● Exercise instructions: What is needed is an exact copy of every entry, without the pictures.

● Exercise material:

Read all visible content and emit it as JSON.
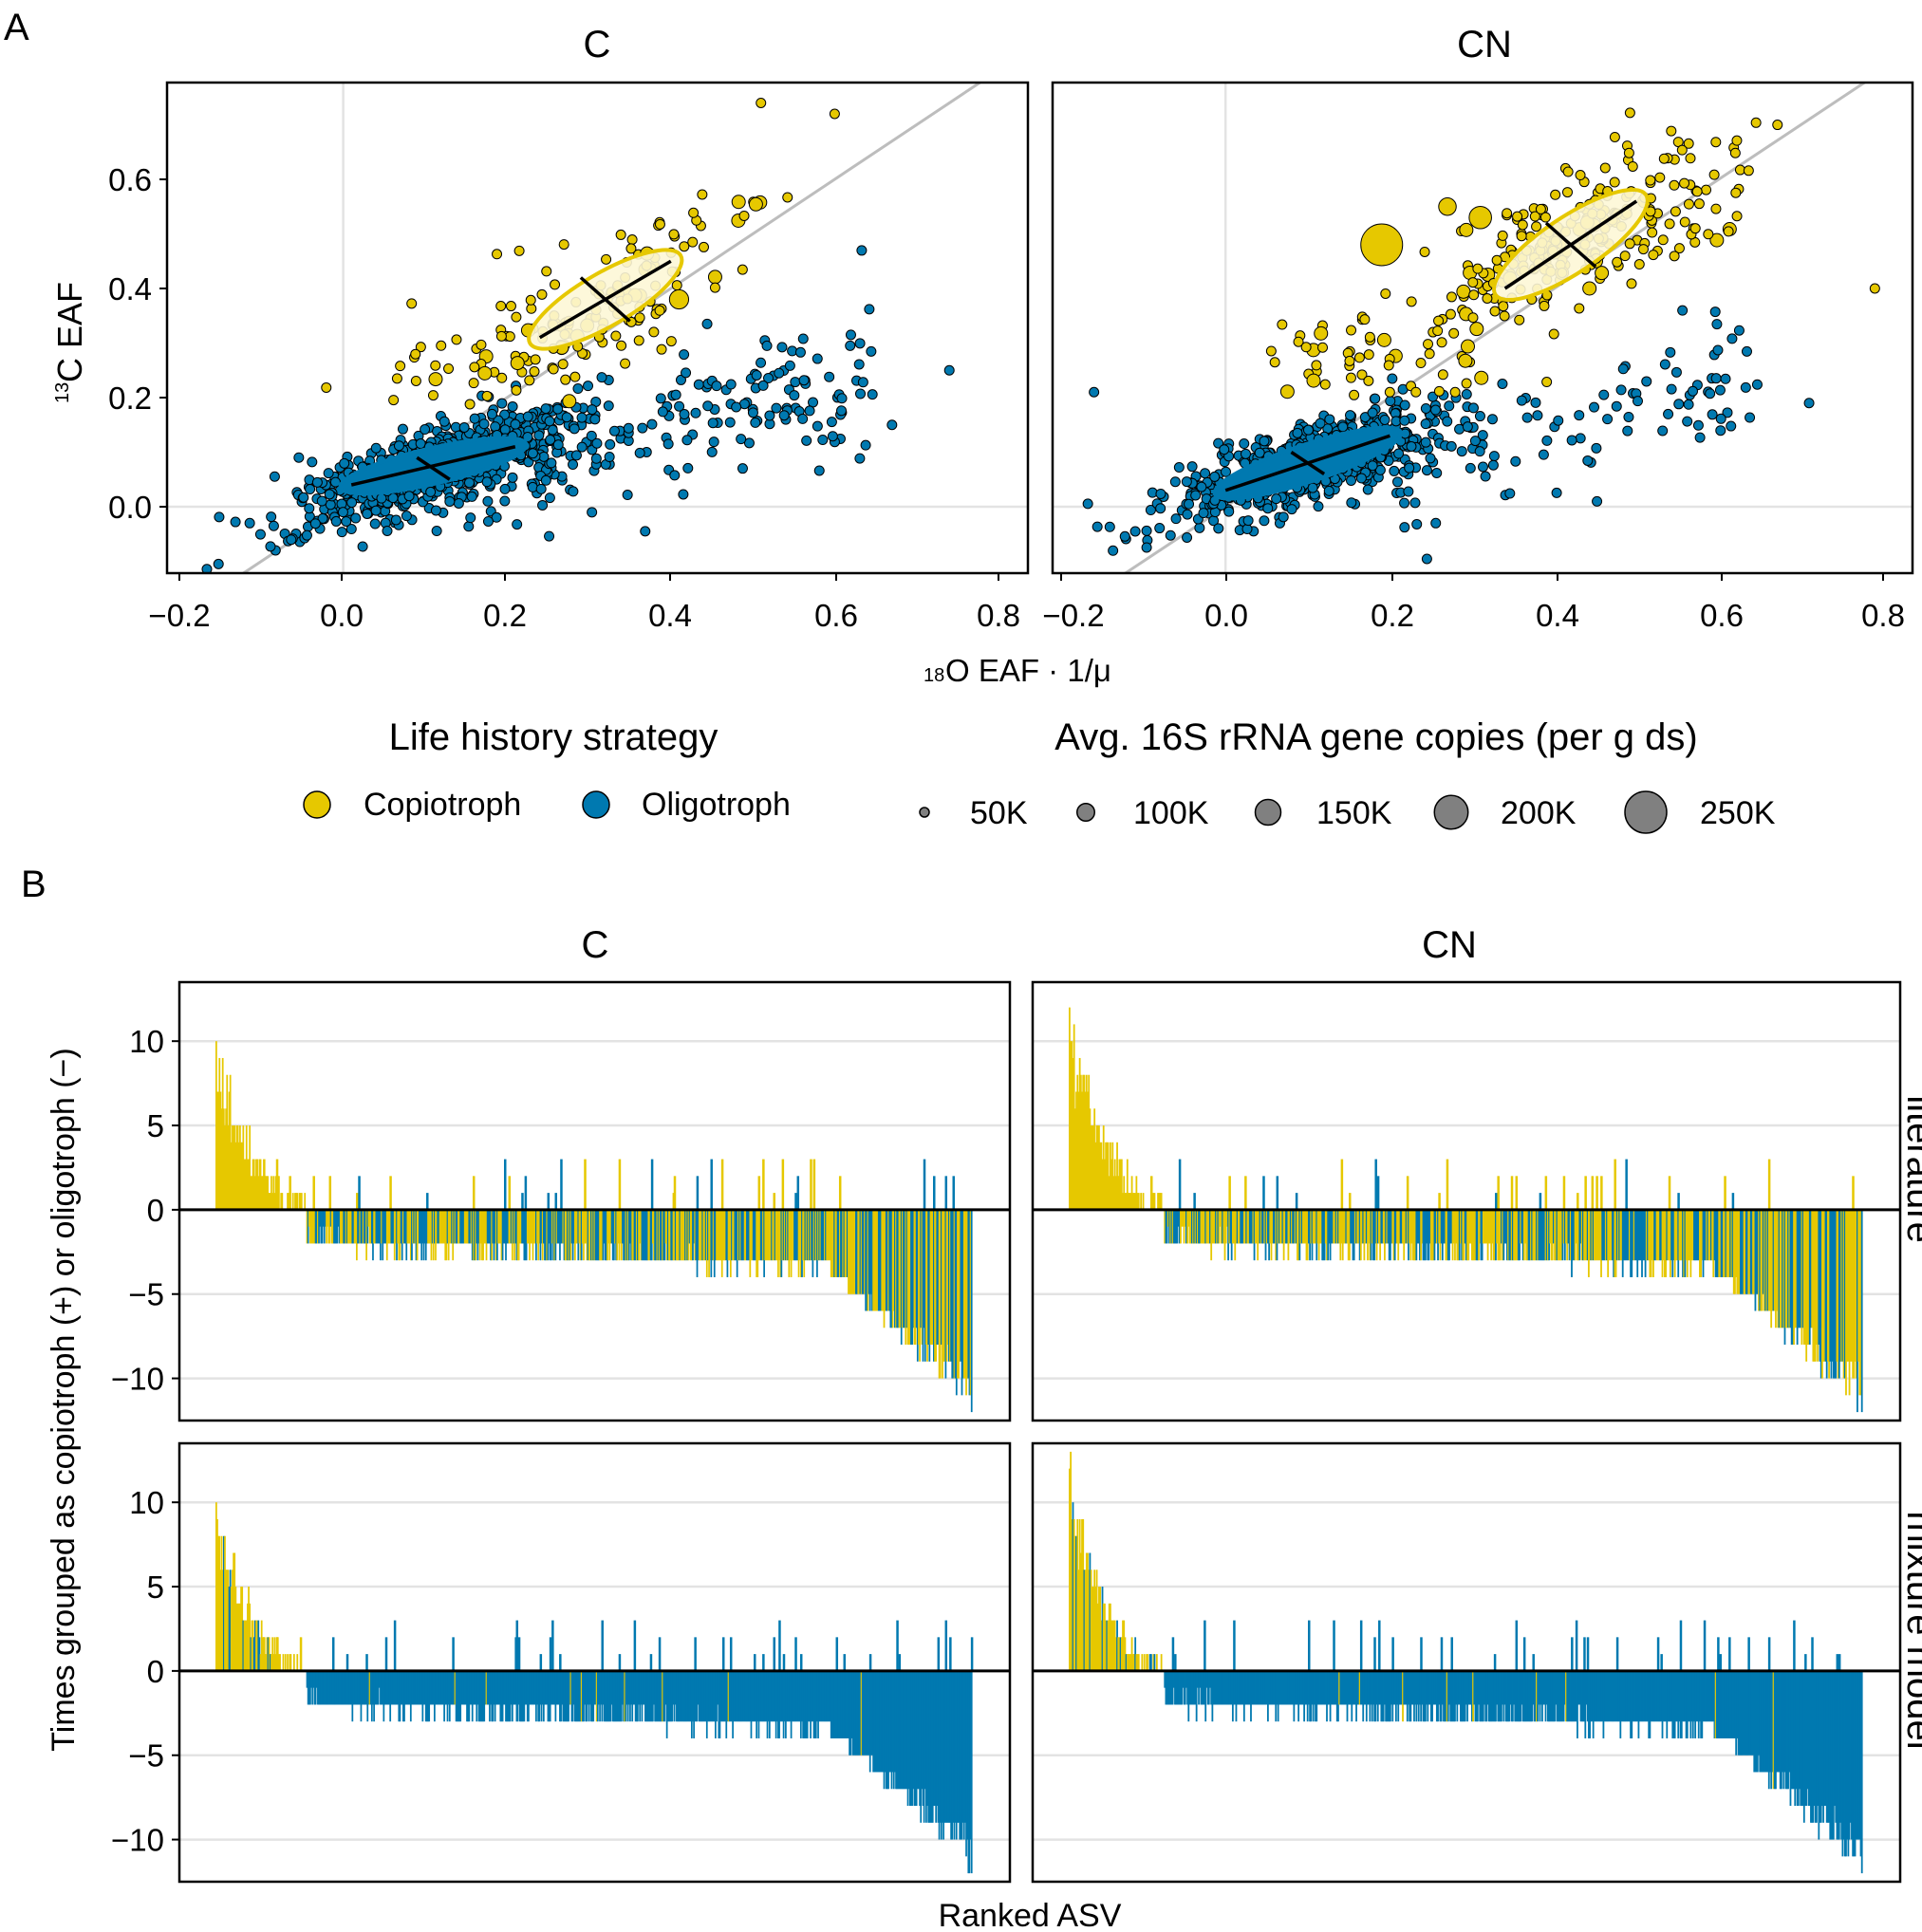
{
  "colors": {
    "copiotroph": "#e6c800",
    "oligotroph": "#0079b0",
    "ellipse_fill": "#fdf7d6",
    "one_to_one_line": "#bdbdbd",
    "grid": "#e3e3e3",
    "frame": "#000000"
  },
  "chart_data": [
    {
      "type": "scatter",
      "panel_label": "A",
      "facets": [
        "C",
        "CN"
      ],
      "xlabel_sup": "18",
      "xlabel_main": "O EAF · 1/μ",
      "ylabel_sup": "13",
      "ylabel_main": "C EAF",
      "xlim": [
        -0.2,
        0.8
      ],
      "ylim": [
        -0.12,
        0.76
      ],
      "x_ticks": [
        "−0.2",
        "0.0",
        "0.2",
        "0.4",
        "0.6",
        "0.8"
      ],
      "x_tick_values": [
        -0.2,
        0.0,
        0.2,
        0.4,
        0.6,
        0.8
      ],
      "y_ticks": [
        "0.0",
        "0.2",
        "0.4",
        "0.6"
      ],
      "y_tick_values": [
        0.0,
        0.2,
        0.4,
        0.6
      ],
      "reference_line": "y = x",
      "group_summaries": {
        "C": {
          "copiotroph": {
            "center": [
              0.32,
              0.38
            ],
            "ellipse_major": [
              [
                0.24,
                0.31
              ],
              [
                0.4,
                0.45
              ]
            ],
            "ellipse_minor": [
              [
                0.29,
                0.42
              ],
              [
                0.35,
                0.34
              ]
            ],
            "minor_half_width": 0.022
          },
          "oligotroph": {
            "center": [
              0.11,
              0.07
            ],
            "ellipse_major": [
              [
                0.01,
                0.04
              ],
              [
                0.21,
                0.11
              ]
            ],
            "ellipse_minor": [
              [
                0.09,
                0.09
              ],
              [
                0.13,
                0.05
              ]
            ],
            "minor_half_width": 0.011
          }
        },
        "CN": {
          "copiotroph": {
            "center": [
              0.42,
              0.48
            ],
            "ellipse_major": [
              [
                0.34,
                0.4
              ],
              [
                0.5,
                0.56
              ]
            ],
            "ellipse_minor": [
              [
                0.39,
                0.52
              ],
              [
                0.45,
                0.44
              ]
            ],
            "minor_half_width": 0.024
          },
          "oligotroph": {
            "center": [
              0.1,
              0.08
            ],
            "ellipse_major": [
              [
                0.0,
                0.03
              ],
              [
                0.2,
                0.13
              ]
            ],
            "ellipse_minor": [
              [
                0.08,
                0.1
              ],
              [
                0.12,
                0.06
              ]
            ],
            "minor_half_width": 0.012
          }
        }
      },
      "point_counts_approx": {
        "C": {
          "copiotroph": 160,
          "oligotroph": 900
        },
        "CN": {
          "copiotroph": 320,
          "oligotroph": 700
        }
      },
      "note_points": "Individual points estimated; notable outliers listed",
      "highlight_points": {
        "C": [
          {
            "x": 0.41,
            "y": 0.38,
            "group": "Copiotroph",
            "copies": 110000
          },
          {
            "x": 0.74,
            "y": 0.25,
            "group": "Oligotroph",
            "copies": 50000
          },
          {
            "x": 0.51,
            "y": 0.74,
            "group": "Copiotroph",
            "copies": 50000
          },
          {
            "x": 0.6,
            "y": 0.72,
            "group": "Copiotroph",
            "copies": 50000
          },
          {
            "x": 0.67,
            "y": 0.15,
            "group": "Oligotroph",
            "copies": 50000
          }
        ],
        "CN": [
          {
            "x": 0.19,
            "y": 0.48,
            "group": "Copiotroph",
            "copies": 250000
          },
          {
            "x": 0.31,
            "y": 0.53,
            "group": "Copiotroph",
            "copies": 130000
          },
          {
            "x": 0.27,
            "y": 0.55,
            "group": "Copiotroph",
            "copies": 100000
          },
          {
            "x": -0.16,
            "y": 0.21,
            "group": "Oligotroph",
            "copies": 50000
          },
          {
            "x": 0.79,
            "y": 0.4,
            "group": "Copiotroph",
            "copies": 50000
          },
          {
            "x": 0.71,
            "y": 0.19,
            "group": "Oligotroph",
            "copies": 50000
          }
        ]
      }
    },
    {
      "type": "bar",
      "panel_label": "B",
      "facets": [
        "C",
        "CN"
      ],
      "row_facets": [
        "literature",
        "mixture model"
      ],
      "xlabel": "Ranked ASV",
      "ylabel": "Times grouped as copiotroph (+) or oligotroph (−)",
      "ylim": [
        -12.5,
        13.5
      ],
      "y_ticks": [
        "10",
        "5",
        "0",
        "−5",
        "−10"
      ],
      "y_tick_values": [
        10,
        5,
        0,
        -5,
        -10
      ],
      "n_asvs_approx": {
        "C": 700,
        "CN": 700
      },
      "max_value": {
        "C": 10,
        "CN": 12
      },
      "min_value": {
        "C": -12,
        "CN": -12
      },
      "note": "Bars colored by life history group; values estimated from figure (ranked from most positive to most negative)"
    }
  ],
  "legend": {
    "strategy_title": "Life history strategy",
    "strategy_items": [
      "Copiotroph",
      "Oligotroph"
    ],
    "size_title": "Avg. 16S rRNA gene copies (per g ds)",
    "size_items": [
      "50K",
      "100K",
      "150K",
      "200K",
      "250K"
    ],
    "size_values": [
      50000,
      100000,
      150000,
      200000,
      250000
    ]
  }
}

● Solved problem:
Read all visible content and emit it as JSON.
{
  "colors": {
    "copiotroph": "#e6c800",
    "oligotroph": "#0079b0",
    "ellipse_fill": "#fdf7d6",
    "one_to_one_line": "#bdbdbd",
    "grid": "#e3e3e3",
    "frame": "#000000"
  },
  "chart_data": [
    {
      "type": "scatter",
      "panel_label": "A",
      "facets": [
        "C",
        "CN"
      ],
      "xlabel_sup": "18",
      "xlabel_main": "O EAF · 1/μ",
      "ylabel_sup": "13",
      "ylabel_main": "C EAF",
      "xlim": [
        -0.2,
        0.8
      ],
      "ylim": [
        -0.12,
        0.76
      ],
      "x_ticks": [
        "−0.2",
        "0.0",
        "0.2",
        "0.4",
        "0.6",
        "0.8"
      ],
      "x_tick_values": [
        -0.2,
        0.0,
        0.2,
        0.4,
        0.6,
        0.8
      ],
      "y_ticks": [
        "0.0",
        "0.2",
        "0.4",
        "0.6"
      ],
      "y_tick_values": [
        0.0,
        0.2,
        0.4,
        0.6
      ],
      "reference_line": "y = x",
      "group_summaries": {
        "C": {
          "copiotroph": {
            "center": [
              0.32,
              0.38
            ],
            "ellipse_major": [
              [
                0.24,
                0.31
              ],
              [
                0.4,
                0.45
              ]
            ],
            "ellipse_minor": [
              [
                0.29,
                0.42
              ],
              [
                0.35,
                0.34
              ]
            ],
            "minor_half_width": 0.022
          },
          "oligotroph": {
            "center": [
              0.11,
              0.07
            ],
            "ellipse_major": [
              [
                0.01,
                0.04
              ],
              [
                0.21,
                0.11
              ]
            ],
            "ellipse_minor": [
              [
                0.09,
                0.09
              ],
              [
                0.13,
                0.05
              ]
            ],
            "minor_half_width": 0.011
          }
        },
        "CN": {
          "copiotroph": {
            "center": [
              0.42,
              0.48
            ],
            "ellipse_major": [
              [
                0.34,
                0.4
              ],
              [
                0.5,
                0.56
              ]
            ],
            "ellipse_minor": [
              [
                0.39,
                0.52
              ],
              [
                0.45,
                0.44
              ]
            ],
            "minor_half_width": 0.024
          },
          "oligotroph": {
            "center": [
              0.1,
              0.08
            ],
            "ellipse_major": [
              [
                0.0,
                0.03
              ],
              [
                0.2,
                0.13
              ]
            ],
            "ellipse_minor": [
              [
                0.08,
                0.1
              ],
              [
                0.12,
                0.06
              ]
            ],
            "minor_half_width": 0.012
          }
        }
      },
      "point_counts_approx": {
        "C": {
          "copiotroph": 160,
          "oligotroph": 900
        },
        "CN": {
          "copiotroph": 320,
          "oligotroph": 700
        }
      },
      "note_points": "Individual points estimated; notable outliers listed",
      "highlight_points": {
        "C": [
          {
            "x": 0.41,
            "y": 0.38,
            "group": "Copiotroph",
            "copies": 110000
          },
          {
            "x": 0.74,
            "y": 0.25,
            "group": "Oligotroph",
            "copies": 50000
          },
          {
            "x": 0.51,
            "y": 0.74,
            "group": "Copiotroph",
            "copies": 50000
          },
          {
            "x": 0.6,
            "y": 0.72,
            "group": "Copiotroph",
            "copies": 50000
          },
          {
            "x": 0.67,
            "y": 0.15,
            "group": "Oligotroph",
            "copies": 50000
          }
        ],
        "CN": [
          {
            "x": 0.19,
            "y": 0.48,
            "group": "Copiotroph",
            "copies": 250000
          },
          {
            "x": 0.31,
            "y": 0.53,
            "group": "Copiotroph",
            "copies": 130000
          },
          {
            "x": 0.27,
            "y": 0.55,
            "group": "Copiotroph",
            "copies": 100000
          },
          {
            "x": -0.16,
            "y": 0.21,
            "group": "Oligotroph",
            "copies": 50000
          },
          {
            "x": 0.79,
            "y": 0.4,
            "group": "Copiotroph",
            "copies": 50000
          },
          {
            "x": 0.71,
            "y": 0.19,
            "group": "Oligotroph",
            "copies": 50000
          }
        ]
      }
    },
    {
      "type": "bar",
      "panel_label": "B",
      "facets": [
        "C",
        "CN"
      ],
      "row_facets": [
        "literature",
        "mixture model"
      ],
      "xlabel": "Ranked ASV",
      "ylabel": "Times grouped as copiotroph (+) or oligotroph (−)",
      "ylim": [
        -12.5,
        13.5
      ],
      "y_ticks": [
        "10",
        "5",
        "0",
        "−5",
        "−10"
      ],
      "y_tick_values": [
        10,
        5,
        0,
        -5,
        -10
      ],
      "n_asvs_approx": {
        "C": 700,
        "CN": 700
      },
      "max_value": {
        "C": 10,
        "CN": 12
      },
      "min_value": {
        "C": -12,
        "CN": -12
      },
      "note": "Bars colored by life history group; values estimated from figure (ranked from most positive to most negative)"
    }
  ],
  "legend": {
    "strategy_title": "Life history strategy",
    "strategy_items": [
      "Copiotroph",
      "Oligotroph"
    ],
    "size_title": "Avg. 16S rRNA gene copies (per g ds)",
    "size_items": [
      "50K",
      "100K",
      "150K",
      "200K",
      "250K"
    ],
    "size_values": [
      50000,
      100000,
      150000,
      200000,
      250000
    ]
  }
}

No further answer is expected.